§ Directive: Pull each line holding "Edistynyt" out of the entries below.

---- Materials provided

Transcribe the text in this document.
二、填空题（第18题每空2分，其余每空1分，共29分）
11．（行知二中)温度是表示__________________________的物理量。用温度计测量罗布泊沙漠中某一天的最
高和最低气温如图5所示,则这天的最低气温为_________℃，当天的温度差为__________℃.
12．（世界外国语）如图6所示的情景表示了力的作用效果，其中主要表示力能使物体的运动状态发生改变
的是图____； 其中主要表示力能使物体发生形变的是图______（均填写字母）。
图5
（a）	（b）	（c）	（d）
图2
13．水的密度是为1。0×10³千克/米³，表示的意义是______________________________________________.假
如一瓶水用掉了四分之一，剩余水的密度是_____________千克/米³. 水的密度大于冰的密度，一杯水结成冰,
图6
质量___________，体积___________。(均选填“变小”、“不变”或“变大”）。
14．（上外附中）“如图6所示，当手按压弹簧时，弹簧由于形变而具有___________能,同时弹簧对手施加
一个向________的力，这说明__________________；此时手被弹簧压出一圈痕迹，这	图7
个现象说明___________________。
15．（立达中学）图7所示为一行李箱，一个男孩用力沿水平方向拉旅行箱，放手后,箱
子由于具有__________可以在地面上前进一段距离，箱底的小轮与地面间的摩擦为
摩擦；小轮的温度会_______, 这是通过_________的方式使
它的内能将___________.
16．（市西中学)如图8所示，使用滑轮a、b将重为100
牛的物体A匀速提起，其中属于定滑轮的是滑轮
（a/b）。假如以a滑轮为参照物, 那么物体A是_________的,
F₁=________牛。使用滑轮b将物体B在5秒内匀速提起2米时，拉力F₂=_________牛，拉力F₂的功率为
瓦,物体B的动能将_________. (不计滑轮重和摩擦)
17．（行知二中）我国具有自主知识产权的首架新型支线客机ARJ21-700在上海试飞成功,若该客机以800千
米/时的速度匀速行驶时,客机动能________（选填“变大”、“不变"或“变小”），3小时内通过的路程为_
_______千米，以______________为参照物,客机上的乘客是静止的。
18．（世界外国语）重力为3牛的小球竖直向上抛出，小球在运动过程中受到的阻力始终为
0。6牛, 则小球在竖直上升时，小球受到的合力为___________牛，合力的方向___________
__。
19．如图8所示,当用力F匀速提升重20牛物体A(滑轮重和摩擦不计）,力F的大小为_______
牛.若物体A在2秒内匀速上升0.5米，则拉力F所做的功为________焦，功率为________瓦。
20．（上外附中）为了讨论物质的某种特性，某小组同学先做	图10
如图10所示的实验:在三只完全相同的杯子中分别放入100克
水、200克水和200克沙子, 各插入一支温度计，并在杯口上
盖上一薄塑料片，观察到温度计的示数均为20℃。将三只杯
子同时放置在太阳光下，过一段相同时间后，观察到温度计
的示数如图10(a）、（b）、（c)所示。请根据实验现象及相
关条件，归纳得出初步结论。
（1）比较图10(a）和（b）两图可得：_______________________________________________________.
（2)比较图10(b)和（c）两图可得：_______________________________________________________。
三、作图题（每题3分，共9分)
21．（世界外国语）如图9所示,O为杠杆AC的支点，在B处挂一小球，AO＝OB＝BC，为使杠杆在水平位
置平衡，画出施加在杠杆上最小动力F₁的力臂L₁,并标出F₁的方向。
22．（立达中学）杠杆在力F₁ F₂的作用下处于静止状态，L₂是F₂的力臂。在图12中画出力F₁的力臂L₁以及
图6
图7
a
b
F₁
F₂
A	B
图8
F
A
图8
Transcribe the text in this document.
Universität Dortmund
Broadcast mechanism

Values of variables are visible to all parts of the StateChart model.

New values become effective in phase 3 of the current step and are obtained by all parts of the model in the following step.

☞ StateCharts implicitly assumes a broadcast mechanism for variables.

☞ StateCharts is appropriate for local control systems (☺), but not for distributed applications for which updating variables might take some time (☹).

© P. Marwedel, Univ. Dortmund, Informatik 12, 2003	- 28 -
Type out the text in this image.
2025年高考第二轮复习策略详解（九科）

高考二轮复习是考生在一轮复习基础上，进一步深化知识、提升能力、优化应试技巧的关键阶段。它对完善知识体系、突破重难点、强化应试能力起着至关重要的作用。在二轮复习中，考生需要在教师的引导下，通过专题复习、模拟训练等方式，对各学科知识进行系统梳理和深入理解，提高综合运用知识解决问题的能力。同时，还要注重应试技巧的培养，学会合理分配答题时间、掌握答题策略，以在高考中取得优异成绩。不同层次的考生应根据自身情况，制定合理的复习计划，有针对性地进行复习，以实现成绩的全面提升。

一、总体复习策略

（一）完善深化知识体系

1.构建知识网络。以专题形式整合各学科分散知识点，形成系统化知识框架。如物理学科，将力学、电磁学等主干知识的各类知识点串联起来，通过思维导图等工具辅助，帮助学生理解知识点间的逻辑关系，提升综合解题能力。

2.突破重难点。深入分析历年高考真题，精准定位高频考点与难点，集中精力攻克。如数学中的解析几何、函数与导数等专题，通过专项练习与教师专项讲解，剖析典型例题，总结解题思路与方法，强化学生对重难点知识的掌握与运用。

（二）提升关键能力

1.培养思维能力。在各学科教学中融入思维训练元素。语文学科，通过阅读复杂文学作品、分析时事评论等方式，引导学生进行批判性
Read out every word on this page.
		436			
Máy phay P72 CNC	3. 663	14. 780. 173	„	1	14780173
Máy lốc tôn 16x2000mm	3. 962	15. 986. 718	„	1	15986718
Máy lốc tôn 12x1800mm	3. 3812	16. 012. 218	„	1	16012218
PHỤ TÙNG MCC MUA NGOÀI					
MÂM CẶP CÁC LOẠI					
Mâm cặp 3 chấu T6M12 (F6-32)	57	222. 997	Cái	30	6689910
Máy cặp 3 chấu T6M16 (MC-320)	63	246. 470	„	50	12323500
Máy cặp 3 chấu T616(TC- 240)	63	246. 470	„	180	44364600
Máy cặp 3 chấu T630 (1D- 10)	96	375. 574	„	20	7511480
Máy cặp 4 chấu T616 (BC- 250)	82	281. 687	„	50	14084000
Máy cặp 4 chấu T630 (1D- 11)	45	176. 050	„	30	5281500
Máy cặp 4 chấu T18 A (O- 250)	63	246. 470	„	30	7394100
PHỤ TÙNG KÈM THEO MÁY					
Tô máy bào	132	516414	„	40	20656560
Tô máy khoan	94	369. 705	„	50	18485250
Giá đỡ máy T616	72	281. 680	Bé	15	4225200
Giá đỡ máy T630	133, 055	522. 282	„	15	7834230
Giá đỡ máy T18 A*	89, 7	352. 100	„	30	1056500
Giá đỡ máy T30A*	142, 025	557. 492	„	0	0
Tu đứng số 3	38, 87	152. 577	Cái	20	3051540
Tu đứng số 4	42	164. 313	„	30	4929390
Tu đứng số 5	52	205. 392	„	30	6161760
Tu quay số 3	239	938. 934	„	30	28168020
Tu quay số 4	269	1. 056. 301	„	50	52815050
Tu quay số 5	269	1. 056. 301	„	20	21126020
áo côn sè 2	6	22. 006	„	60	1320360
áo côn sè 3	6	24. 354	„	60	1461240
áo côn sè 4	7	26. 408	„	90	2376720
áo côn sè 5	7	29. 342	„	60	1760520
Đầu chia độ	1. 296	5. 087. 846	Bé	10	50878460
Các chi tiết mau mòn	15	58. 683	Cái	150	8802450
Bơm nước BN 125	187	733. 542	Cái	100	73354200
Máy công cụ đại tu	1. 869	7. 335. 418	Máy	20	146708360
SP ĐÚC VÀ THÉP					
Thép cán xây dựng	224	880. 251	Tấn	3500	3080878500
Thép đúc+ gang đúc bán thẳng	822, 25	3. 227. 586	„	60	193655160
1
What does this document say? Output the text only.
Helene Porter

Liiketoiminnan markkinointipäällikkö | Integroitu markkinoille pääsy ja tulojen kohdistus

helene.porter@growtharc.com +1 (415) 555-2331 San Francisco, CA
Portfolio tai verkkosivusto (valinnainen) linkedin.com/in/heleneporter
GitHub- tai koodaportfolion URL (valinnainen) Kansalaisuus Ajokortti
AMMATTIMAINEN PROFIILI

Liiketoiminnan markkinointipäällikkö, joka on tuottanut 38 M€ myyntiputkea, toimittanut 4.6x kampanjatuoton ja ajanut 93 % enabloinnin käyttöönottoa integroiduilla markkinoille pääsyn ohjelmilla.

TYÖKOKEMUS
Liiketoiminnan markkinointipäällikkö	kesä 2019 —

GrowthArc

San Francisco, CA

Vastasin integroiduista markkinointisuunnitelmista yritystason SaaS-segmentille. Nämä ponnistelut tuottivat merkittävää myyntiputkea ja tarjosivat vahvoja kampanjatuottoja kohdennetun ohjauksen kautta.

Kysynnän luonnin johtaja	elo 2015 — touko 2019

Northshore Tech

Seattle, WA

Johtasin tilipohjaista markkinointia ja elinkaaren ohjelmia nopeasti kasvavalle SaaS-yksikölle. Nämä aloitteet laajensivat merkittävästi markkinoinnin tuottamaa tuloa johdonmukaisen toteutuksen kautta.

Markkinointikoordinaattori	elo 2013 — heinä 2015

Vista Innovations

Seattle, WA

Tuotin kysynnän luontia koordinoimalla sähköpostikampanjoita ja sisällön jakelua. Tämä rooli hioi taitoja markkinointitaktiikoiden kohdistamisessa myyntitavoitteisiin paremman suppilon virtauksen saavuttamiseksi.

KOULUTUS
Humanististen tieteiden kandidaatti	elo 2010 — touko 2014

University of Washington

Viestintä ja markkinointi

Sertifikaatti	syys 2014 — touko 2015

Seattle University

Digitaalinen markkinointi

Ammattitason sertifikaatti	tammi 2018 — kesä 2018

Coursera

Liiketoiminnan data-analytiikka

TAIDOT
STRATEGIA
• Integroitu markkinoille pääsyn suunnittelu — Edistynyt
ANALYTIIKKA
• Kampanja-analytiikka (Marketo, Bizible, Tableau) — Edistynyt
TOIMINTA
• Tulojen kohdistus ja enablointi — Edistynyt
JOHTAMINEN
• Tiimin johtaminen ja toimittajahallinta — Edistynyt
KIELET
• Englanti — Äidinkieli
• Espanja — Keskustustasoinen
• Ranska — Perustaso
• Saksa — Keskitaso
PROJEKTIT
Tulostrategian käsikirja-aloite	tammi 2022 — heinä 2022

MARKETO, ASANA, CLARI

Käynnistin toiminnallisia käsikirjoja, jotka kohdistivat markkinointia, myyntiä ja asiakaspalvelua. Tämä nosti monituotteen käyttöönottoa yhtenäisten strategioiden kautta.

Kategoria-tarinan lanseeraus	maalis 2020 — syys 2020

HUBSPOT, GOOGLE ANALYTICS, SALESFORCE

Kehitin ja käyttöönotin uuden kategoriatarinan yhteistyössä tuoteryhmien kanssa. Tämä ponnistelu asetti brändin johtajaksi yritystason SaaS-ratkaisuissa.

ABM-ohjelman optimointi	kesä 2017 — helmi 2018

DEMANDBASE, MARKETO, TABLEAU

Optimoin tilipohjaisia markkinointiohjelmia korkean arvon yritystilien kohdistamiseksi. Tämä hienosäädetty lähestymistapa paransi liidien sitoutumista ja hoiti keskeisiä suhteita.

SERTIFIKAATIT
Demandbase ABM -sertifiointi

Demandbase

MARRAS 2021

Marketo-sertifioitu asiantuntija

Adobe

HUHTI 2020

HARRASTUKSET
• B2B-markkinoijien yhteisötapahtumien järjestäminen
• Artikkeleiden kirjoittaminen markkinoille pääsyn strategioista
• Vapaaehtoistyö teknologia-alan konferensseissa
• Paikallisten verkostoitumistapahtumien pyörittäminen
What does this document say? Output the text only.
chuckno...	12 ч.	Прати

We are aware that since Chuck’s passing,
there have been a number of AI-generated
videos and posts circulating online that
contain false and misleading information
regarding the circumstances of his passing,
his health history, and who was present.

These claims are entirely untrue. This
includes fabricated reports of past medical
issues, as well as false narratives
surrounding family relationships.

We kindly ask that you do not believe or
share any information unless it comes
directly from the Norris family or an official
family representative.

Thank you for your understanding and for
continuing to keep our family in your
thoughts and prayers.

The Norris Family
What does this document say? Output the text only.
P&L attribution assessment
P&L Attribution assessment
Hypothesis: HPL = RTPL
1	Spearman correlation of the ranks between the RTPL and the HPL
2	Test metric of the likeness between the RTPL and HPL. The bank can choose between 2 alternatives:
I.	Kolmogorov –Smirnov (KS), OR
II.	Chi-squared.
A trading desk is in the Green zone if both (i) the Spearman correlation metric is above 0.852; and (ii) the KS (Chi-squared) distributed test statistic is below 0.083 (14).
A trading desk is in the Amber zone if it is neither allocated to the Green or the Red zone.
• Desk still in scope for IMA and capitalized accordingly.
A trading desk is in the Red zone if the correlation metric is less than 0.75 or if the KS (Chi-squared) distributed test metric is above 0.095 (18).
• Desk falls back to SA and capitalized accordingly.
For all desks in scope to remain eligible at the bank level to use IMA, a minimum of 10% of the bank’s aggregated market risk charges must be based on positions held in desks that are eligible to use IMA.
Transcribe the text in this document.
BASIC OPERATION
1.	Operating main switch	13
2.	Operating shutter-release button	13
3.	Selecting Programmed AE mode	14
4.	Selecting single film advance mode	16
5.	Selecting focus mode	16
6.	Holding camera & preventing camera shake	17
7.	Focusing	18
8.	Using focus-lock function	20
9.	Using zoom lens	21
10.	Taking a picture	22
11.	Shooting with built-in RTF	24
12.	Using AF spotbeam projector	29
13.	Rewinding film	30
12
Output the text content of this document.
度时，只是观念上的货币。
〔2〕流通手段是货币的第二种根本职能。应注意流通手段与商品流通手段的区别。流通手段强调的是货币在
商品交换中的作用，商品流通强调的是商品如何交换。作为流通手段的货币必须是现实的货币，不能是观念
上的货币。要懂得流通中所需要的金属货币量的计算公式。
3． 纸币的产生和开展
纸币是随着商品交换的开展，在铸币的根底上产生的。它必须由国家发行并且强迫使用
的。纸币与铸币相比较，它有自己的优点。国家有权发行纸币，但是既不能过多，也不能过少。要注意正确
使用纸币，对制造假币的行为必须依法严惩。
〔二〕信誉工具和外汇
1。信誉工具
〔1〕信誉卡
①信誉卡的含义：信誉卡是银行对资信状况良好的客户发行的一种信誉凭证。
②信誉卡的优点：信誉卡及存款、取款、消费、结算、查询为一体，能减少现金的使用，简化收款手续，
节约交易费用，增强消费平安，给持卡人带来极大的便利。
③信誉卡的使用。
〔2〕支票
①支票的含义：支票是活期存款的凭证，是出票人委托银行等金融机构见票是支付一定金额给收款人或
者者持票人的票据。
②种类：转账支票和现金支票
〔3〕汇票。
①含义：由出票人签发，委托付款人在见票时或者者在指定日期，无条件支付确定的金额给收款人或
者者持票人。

--------

§ Answer for the task:
• Integroitu markkinoille pääsyn suunnittelu — Edistynyt
• Kampanja-analytiikka (Marketo, Bizible, Tableau) — Edistynyt
• Tulojen kohdistus ja enablointi — Edistynyt
• Tiimin johtaminen ja toimittajahallinta — Edistynyt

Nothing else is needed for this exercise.